→ Data for this exercise

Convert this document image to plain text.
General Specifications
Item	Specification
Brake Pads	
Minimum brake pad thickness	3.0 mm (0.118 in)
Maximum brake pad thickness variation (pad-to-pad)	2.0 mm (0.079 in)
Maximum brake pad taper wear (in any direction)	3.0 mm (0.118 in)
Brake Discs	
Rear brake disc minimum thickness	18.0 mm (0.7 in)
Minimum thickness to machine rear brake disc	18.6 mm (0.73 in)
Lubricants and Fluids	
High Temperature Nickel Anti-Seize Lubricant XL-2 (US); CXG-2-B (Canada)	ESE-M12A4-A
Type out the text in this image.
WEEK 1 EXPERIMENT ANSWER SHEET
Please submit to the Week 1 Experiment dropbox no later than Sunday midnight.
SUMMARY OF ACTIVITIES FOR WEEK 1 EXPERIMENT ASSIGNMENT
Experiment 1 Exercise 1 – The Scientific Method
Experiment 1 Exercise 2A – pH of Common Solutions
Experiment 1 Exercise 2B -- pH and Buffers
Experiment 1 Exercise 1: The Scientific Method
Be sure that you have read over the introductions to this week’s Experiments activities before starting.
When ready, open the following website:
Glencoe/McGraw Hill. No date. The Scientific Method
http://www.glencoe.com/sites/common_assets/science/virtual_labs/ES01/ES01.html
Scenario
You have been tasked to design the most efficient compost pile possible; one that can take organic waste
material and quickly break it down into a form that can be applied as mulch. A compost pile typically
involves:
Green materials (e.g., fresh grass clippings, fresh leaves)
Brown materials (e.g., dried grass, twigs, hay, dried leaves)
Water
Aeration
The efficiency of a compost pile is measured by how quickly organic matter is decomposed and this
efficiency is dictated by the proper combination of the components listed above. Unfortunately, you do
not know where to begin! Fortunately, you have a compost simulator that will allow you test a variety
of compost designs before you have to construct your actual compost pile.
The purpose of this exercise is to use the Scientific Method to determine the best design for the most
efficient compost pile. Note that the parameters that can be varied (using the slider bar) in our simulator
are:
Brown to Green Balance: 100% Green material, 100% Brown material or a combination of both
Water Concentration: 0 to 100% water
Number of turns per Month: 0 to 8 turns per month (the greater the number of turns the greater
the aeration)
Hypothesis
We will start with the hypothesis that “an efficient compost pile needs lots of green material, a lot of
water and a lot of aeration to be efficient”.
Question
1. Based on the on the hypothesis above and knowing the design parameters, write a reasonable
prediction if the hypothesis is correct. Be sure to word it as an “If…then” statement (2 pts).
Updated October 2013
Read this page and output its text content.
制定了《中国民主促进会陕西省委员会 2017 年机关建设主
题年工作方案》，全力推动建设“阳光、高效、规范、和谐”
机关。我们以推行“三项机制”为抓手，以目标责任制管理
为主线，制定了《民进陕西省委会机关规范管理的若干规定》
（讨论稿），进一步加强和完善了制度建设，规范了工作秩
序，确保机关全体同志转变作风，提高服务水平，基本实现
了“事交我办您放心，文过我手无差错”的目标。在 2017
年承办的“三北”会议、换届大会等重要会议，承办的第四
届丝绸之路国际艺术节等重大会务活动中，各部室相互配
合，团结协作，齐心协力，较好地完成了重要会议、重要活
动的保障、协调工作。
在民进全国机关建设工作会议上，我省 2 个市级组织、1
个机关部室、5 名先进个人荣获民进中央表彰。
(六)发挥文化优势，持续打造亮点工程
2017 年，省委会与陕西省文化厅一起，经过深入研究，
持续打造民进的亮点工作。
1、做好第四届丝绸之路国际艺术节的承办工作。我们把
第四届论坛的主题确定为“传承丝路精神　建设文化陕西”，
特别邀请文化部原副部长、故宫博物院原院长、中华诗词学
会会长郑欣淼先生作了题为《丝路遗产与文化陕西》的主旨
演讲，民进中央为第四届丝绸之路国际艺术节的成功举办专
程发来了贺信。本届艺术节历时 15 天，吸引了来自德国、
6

→ Aim of the task
From the listing above, find the number of lines with the word "grass" in them. Answer with the number only.

→ Full solution
2